*** Excerpted records

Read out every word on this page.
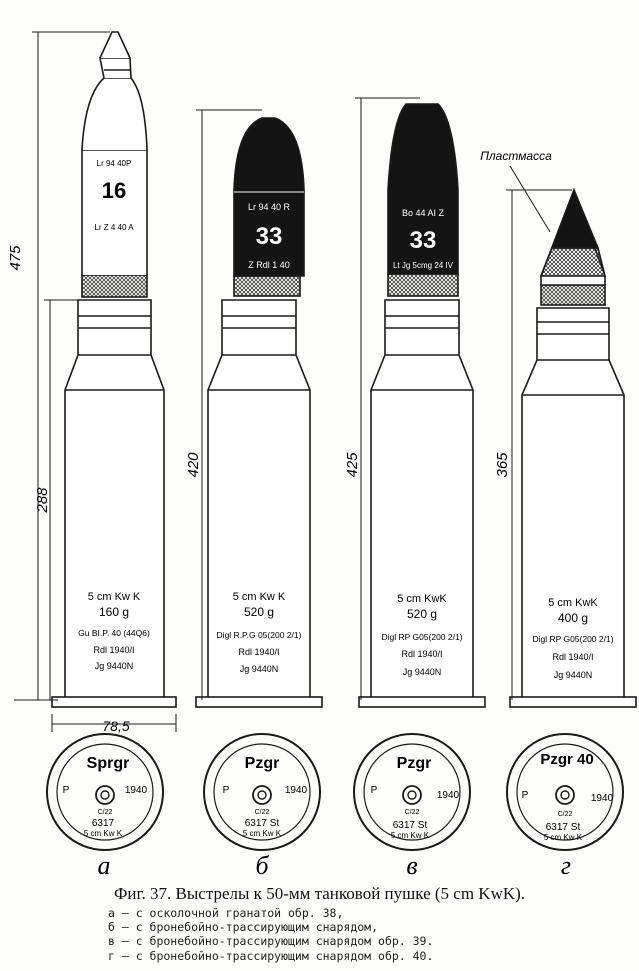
475
288
78,5
420	425	365
Пластмасса
Lr 94 40P
16
Lr Z 4 40 A
Lr 94 40 R
33
Z Rdl 1 40
Bo 44 AI Z
33
Lt Jg 5cmg 24 IV
5 cm Kw K
160 g
Gu BI.P. 40 (44Q6)
Rdl 1940/I
Jg 9440N
5 cm Kw K
520 g
Digl R.P.G 05(200 2/1)
Rdl 1940/I
Jg 9440N
5 cm KwK
520 g
Digl RP G05(200 2/1)
Rdl 1940/I
Jg 9440N
5 cm KwK
400 g
Digl RP G05(200 2/1)
Rdl 1940/I
Jg 9440N
Sprgr
P	1940
C/22
6317
5 cm Kw K
Pzgr
P	1940
C/22
6317 St
5 cm Kw K
Pzgr
P	1940
C/22
6317 St
5 cm Kw K
Pzgr 40
P	1940
C/22
6317 St
5 cm Kw K
а	б	в	г
Фиг. 37. Выстрелы к 50-мм танковой пушке (5 cm KwK).
а — с осколочной гранатой обр. 38,
б — с бронебойно-трассирующим снарядом,
в — с бронебойно-трассирующим снарядом обр. 39.
г — с бронебойно-трассирующим снарядом обр. 40.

******

Task
Reproduce each record above by retyping it exactly; omit all images.

Output of the exercise
Read out every word on this page.
475
288
78,5
420	425	365
Пластмасса
Lr 94 40P
16
Lr Z 4 40 A
Lr 94 40 R
33
Z Rdl 1 40
Bo 44 AI Z
33
Lt Jg 5cmg 24 IV
5 cm Kw K
160 g
Gu BI.P. 40 (44Q6)
Rdl 1940/I
Jg 9440N
5 cm Kw K
520 g
Digl R.P.G 05(200 2/1)
Rdl 1940/I
Jg 9440N
5 cm KwK
520 g
Digl RP G05(200 2/1)
Rdl 1940/I
Jg 9440N
5 cm KwK
400 g
Digl RP G05(200 2/1)
Rdl 1940/I
Jg 9440N
Sprgr
P	1940
C/22
6317
5 cm Kw K
Pzgr
P	1940
C/22
6317 St
5 cm Kw K
Pzgr
P	1940
C/22
6317 St
5 cm Kw K
Pzgr 40
P	1940
C/22
6317 St
5 cm Kw K
а	б	в	г
Фиг. 37. Выстрелы к 50-мм танковой пушке (5 cm KwK).
а — с осколочной гранатой обр. 38,
б — с бронебойно-трассирующим снарядом,
в — с бронебойно-трассирующим снарядом обр. 39.
г — с бронебойно-трассирующим снарядом обр. 40.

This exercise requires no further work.